> **What is needed**: Determine which lines of the records include the word "veritat", and copy them.

> **The data**:
* Start *
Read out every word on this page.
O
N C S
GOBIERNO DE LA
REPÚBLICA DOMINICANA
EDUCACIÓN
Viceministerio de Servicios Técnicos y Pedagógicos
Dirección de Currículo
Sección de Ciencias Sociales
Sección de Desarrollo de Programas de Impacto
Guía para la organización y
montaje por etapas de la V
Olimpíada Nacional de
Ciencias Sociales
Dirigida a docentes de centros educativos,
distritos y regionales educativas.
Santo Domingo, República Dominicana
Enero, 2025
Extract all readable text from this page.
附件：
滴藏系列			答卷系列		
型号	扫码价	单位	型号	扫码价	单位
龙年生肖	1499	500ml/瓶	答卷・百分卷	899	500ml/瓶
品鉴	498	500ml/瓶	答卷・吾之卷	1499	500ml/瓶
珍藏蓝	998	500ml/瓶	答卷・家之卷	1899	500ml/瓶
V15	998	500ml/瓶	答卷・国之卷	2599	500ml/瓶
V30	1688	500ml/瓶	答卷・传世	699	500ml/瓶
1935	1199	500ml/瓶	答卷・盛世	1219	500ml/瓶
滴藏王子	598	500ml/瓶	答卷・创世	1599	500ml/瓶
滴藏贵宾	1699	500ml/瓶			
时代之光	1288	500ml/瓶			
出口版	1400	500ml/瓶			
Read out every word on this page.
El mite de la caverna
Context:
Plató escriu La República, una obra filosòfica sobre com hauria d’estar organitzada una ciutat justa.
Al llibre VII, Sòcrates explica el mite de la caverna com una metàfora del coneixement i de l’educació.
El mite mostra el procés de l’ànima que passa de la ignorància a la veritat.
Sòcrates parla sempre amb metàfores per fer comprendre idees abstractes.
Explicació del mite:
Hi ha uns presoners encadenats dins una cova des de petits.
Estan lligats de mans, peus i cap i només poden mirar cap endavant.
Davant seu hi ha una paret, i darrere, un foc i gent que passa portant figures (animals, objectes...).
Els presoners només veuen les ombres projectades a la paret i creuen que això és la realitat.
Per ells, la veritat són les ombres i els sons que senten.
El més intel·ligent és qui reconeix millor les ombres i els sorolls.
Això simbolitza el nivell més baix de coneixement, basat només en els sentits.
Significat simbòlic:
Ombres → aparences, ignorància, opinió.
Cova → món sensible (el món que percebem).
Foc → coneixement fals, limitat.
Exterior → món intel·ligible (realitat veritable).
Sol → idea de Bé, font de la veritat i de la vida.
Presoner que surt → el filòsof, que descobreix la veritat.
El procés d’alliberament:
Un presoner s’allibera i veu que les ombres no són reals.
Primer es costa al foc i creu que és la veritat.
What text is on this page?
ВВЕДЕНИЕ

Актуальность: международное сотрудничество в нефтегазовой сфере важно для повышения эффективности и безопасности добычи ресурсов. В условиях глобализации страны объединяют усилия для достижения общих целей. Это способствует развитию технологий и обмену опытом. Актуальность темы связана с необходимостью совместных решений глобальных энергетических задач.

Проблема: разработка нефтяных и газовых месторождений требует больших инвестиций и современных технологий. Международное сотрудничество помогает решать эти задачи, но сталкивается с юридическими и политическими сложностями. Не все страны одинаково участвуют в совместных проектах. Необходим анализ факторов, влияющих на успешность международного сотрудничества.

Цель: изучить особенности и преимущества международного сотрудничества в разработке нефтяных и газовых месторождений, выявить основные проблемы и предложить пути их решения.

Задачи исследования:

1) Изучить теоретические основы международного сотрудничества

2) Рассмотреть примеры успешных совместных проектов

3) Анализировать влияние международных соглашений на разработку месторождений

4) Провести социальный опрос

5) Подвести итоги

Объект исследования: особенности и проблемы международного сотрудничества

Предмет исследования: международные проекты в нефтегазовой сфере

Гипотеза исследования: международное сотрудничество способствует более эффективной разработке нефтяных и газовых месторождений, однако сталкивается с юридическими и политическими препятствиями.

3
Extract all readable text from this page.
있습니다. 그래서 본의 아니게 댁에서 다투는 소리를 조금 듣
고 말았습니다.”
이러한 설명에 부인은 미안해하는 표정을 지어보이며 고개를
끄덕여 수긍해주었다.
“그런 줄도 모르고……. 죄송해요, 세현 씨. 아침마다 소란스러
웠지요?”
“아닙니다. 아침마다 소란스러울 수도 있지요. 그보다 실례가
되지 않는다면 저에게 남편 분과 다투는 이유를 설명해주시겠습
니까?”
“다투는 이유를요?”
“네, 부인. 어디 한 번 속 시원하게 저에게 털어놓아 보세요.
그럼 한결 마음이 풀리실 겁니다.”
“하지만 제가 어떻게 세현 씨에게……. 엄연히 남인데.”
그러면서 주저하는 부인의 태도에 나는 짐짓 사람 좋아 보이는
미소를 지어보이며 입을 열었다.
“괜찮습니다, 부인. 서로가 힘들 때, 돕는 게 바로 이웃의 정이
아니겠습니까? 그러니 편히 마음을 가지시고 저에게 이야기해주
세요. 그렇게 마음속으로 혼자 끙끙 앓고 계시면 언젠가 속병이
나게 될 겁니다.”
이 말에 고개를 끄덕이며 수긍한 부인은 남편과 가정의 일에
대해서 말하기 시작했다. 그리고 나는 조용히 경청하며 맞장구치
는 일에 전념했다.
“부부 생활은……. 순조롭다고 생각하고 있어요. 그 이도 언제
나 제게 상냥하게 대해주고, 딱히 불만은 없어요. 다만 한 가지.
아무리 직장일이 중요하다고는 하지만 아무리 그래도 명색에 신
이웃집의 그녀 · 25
* End *
> **Response below**:
El mite mostra el procés de l’ànima que passa de la ignorància a la veritat.
Per ells, la veritat són les ombres i els sons que senten.
Sol → idea de Bé, font de la veritat i de la vida.
Presoner que surt → el filòsof, que descobreix la veritat.
Primer es costa al foc i creu que és la veritat.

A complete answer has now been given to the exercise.